LISTED ENTRIES
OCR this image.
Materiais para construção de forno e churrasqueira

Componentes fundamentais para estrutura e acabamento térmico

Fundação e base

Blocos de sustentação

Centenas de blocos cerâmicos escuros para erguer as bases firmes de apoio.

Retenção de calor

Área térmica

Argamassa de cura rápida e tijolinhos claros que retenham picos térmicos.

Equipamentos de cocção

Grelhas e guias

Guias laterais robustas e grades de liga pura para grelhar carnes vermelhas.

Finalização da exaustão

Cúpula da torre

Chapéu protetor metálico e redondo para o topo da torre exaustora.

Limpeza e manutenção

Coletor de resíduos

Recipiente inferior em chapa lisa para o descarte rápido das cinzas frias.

WHAT THE EXERCISE ASKS
Scan the listing above. Collect all lines with the word "torre".

SOLUTION
Cúpula da torre
Chapéu protetor metálico e redondo para o topo da torre exaustora.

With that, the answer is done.